**Information shown:**
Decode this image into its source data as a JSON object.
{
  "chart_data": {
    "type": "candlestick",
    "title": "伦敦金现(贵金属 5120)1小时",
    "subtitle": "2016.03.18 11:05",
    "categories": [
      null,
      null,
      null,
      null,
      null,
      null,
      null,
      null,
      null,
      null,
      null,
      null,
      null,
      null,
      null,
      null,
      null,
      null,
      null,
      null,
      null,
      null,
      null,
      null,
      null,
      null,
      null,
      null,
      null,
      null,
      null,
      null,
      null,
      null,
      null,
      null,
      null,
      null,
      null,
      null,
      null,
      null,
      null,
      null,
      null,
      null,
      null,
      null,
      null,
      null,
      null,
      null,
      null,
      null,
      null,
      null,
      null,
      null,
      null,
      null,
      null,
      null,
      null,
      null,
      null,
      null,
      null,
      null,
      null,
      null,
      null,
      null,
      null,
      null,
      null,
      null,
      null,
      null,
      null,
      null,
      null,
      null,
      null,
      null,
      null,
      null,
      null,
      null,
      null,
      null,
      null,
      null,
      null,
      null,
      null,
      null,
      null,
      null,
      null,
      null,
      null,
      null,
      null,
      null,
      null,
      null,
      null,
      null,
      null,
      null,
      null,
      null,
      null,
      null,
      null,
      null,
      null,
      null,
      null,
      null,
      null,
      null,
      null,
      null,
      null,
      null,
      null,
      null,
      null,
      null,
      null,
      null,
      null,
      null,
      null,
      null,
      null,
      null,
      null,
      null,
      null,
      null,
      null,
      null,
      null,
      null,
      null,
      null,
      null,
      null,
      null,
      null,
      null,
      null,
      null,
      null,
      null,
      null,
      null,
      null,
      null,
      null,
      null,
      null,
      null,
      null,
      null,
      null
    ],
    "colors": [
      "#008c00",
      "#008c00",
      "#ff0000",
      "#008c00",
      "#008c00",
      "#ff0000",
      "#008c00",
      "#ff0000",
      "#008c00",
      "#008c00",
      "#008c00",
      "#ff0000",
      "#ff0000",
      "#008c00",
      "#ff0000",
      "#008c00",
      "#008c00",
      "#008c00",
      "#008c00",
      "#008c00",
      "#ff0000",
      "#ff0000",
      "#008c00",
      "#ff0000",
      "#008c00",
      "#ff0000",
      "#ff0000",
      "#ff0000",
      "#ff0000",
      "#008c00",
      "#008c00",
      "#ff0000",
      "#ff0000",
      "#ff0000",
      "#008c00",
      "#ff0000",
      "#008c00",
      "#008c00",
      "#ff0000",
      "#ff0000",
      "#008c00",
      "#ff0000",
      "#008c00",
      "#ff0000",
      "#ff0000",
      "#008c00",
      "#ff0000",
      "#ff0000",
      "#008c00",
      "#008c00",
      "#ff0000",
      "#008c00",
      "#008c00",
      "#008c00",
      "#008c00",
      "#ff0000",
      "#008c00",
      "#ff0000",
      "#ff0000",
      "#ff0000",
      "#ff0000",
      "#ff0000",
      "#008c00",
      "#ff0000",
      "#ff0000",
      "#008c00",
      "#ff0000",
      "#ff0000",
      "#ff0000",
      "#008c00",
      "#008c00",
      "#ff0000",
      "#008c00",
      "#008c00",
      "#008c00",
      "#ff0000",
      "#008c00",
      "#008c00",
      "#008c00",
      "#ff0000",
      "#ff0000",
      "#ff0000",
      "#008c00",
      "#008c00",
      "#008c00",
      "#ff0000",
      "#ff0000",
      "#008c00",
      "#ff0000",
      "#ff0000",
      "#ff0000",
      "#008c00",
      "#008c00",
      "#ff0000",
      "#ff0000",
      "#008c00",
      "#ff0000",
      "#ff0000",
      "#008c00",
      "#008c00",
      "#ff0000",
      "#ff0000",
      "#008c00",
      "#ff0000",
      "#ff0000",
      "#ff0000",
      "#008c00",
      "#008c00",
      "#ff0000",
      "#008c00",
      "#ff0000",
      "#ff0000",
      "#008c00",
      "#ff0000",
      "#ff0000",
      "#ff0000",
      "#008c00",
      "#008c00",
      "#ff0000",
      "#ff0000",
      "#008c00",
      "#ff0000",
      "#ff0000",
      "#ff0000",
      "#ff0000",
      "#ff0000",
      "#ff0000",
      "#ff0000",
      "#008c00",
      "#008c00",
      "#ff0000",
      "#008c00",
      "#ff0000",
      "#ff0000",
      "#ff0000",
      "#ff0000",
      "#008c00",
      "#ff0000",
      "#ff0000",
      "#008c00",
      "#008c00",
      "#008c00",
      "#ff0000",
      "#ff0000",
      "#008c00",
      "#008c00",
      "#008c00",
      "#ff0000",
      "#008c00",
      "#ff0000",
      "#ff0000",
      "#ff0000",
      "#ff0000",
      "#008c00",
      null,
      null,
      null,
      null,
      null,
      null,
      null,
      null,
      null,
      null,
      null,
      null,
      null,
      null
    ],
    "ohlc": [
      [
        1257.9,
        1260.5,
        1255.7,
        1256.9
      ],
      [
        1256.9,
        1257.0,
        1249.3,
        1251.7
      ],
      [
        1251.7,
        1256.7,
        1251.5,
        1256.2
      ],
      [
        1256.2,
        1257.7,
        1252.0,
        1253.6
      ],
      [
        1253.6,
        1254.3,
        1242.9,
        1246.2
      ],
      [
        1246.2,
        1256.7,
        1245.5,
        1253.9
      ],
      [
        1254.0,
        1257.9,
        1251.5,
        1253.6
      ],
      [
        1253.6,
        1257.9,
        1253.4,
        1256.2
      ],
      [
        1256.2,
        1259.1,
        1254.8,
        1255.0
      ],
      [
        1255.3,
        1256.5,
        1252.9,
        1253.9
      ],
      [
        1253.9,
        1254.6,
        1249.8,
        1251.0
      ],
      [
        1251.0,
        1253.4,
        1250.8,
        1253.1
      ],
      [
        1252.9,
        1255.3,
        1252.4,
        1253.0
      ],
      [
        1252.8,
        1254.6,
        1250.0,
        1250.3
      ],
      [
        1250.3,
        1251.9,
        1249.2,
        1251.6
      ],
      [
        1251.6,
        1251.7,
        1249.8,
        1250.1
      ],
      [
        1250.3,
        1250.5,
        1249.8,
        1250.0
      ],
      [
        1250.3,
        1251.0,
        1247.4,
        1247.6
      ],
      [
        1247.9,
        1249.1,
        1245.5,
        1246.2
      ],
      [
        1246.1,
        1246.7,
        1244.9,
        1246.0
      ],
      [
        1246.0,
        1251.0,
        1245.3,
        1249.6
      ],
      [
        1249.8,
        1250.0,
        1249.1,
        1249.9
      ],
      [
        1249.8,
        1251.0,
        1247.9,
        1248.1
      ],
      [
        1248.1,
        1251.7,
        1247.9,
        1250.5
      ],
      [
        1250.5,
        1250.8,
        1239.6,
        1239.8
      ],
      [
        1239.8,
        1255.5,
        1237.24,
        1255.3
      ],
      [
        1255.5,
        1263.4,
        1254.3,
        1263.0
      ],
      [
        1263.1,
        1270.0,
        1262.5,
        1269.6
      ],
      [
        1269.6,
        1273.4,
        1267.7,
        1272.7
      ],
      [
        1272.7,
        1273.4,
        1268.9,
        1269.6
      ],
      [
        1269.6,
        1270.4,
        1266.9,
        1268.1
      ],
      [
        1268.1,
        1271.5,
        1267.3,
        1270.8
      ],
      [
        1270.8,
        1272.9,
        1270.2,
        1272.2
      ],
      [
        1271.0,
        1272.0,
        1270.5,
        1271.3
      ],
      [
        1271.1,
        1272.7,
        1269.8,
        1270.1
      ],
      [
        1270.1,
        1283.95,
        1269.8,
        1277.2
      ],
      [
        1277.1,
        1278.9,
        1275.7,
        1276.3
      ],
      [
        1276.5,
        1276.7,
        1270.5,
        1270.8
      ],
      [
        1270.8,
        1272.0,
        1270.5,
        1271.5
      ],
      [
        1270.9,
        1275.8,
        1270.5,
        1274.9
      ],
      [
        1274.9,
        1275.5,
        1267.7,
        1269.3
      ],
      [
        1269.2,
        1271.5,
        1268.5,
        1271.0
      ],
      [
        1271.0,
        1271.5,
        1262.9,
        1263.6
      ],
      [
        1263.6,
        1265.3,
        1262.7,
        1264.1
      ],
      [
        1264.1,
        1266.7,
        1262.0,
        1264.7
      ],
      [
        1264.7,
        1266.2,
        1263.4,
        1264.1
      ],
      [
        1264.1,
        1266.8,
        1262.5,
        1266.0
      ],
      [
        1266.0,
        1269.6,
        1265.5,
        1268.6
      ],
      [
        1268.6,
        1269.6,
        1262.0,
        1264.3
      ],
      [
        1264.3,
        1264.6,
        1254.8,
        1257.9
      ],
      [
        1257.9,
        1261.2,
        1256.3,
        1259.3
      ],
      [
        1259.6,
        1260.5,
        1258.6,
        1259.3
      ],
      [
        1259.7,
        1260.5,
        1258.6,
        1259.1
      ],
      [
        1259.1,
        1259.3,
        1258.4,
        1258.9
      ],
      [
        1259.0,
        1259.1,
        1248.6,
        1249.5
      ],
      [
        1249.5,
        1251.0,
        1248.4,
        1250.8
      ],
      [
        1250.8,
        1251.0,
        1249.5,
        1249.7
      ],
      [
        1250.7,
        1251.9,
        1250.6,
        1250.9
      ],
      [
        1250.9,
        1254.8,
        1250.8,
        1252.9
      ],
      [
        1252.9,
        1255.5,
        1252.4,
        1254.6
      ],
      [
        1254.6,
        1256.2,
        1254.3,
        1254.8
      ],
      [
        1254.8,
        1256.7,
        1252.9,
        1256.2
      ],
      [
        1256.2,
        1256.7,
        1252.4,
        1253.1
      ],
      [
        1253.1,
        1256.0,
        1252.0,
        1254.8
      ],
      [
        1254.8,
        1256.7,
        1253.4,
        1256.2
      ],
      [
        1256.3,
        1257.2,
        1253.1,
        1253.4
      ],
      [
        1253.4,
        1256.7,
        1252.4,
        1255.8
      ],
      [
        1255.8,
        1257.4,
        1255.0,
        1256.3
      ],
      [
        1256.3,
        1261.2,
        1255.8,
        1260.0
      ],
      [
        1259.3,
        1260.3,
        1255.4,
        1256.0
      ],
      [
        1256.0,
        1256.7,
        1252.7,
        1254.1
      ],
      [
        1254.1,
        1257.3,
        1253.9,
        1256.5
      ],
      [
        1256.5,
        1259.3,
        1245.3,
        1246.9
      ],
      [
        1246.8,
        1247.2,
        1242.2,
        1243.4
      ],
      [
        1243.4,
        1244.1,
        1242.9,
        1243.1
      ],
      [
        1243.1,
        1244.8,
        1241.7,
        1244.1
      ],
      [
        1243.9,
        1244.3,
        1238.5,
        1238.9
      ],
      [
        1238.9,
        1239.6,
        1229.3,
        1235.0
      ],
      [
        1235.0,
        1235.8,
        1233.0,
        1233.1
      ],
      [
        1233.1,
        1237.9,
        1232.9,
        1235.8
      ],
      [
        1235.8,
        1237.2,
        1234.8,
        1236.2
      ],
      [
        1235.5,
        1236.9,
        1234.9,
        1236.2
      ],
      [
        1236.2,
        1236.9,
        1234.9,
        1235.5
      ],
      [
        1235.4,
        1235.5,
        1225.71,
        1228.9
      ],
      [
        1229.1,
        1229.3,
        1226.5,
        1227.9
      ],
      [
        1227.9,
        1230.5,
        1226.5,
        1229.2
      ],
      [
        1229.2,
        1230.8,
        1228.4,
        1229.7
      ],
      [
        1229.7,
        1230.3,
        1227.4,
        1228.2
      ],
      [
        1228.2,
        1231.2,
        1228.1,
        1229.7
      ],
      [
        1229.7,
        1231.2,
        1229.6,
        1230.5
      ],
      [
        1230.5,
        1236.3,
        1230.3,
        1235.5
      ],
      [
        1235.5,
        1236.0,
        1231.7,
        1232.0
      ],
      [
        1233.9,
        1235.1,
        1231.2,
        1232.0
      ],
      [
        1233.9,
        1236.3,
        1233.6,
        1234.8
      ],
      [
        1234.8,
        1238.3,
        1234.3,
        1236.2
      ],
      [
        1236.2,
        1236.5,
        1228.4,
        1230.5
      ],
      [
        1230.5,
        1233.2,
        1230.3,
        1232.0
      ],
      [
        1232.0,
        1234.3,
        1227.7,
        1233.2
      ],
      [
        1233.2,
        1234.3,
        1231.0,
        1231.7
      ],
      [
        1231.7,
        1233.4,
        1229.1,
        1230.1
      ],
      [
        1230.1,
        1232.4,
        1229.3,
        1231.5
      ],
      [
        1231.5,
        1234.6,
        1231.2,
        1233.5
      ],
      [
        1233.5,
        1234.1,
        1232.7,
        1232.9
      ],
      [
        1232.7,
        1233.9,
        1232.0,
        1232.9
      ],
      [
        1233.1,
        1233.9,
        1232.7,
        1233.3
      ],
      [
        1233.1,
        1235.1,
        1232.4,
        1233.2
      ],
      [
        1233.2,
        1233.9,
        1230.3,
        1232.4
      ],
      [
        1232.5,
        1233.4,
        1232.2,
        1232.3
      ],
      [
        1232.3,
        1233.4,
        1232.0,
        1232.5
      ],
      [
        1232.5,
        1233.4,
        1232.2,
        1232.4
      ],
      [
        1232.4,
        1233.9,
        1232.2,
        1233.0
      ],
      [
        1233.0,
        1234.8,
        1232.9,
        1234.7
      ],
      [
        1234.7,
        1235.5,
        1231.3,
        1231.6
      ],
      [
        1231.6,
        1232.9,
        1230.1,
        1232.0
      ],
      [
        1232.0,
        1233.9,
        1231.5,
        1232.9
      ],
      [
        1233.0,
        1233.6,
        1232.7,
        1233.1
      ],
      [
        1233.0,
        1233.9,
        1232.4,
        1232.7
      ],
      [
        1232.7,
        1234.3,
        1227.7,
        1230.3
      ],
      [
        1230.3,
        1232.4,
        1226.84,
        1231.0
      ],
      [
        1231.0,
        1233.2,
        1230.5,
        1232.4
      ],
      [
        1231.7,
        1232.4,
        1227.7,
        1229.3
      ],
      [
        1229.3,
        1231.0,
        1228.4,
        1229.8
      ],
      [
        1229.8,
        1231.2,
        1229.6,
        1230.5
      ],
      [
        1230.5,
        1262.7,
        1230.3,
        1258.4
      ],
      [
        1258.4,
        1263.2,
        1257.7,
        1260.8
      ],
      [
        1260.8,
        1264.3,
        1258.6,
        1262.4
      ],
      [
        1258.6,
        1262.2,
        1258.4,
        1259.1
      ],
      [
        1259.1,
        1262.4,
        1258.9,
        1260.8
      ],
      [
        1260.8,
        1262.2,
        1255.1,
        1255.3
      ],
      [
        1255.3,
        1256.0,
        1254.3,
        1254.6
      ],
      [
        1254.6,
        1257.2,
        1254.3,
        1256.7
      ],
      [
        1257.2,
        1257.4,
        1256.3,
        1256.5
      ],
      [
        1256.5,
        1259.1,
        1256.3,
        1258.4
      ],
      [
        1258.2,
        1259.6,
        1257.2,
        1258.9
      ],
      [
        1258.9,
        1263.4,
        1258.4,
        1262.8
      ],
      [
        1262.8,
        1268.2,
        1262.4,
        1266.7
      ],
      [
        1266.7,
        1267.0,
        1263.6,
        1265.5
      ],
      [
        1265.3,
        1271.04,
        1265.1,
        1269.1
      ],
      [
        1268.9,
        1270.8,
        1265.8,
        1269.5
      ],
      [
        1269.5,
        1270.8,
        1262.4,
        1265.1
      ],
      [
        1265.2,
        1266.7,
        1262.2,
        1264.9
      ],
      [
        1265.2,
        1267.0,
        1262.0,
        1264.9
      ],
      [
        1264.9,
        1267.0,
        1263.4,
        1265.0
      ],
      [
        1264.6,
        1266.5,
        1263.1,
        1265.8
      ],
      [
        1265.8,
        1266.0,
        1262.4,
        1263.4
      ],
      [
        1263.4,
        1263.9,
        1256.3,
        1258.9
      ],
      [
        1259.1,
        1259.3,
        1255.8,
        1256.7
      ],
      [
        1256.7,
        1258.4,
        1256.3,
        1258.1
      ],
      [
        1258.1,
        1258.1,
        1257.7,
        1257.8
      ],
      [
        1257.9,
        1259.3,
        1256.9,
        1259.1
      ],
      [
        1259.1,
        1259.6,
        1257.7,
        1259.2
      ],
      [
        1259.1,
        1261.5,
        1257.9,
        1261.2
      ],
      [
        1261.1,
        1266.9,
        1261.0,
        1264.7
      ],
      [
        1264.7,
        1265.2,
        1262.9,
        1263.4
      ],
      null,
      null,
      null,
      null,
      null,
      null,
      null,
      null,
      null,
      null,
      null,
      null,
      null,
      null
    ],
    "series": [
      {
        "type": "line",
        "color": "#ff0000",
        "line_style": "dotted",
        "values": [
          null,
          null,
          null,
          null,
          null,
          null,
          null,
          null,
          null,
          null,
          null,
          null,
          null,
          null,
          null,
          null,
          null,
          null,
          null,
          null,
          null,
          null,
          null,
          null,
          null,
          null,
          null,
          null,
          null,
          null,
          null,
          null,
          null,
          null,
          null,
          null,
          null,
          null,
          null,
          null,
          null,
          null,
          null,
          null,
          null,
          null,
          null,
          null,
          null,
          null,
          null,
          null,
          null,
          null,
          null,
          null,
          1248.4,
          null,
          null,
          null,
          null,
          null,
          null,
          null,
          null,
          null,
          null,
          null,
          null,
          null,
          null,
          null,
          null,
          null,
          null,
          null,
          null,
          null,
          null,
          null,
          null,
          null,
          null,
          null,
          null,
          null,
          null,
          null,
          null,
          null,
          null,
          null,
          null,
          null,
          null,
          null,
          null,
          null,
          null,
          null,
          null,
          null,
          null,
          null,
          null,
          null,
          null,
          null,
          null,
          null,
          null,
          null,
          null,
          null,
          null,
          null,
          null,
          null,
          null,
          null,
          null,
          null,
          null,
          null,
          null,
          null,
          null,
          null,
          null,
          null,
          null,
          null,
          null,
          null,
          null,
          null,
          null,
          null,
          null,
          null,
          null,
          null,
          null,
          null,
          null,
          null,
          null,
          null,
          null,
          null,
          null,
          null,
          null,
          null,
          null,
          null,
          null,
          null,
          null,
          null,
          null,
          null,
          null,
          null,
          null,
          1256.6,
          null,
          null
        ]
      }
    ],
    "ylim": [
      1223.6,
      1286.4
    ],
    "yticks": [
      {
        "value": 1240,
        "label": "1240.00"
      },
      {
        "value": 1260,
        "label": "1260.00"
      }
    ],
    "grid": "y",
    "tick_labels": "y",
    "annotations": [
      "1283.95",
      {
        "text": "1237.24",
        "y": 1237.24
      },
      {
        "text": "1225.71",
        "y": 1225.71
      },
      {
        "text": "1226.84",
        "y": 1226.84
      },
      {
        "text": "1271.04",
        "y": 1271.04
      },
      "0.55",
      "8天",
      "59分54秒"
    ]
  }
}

**Short exercise:**
Across the records, how many lines contain "text"? Only the number should be given.

**Task result:**
4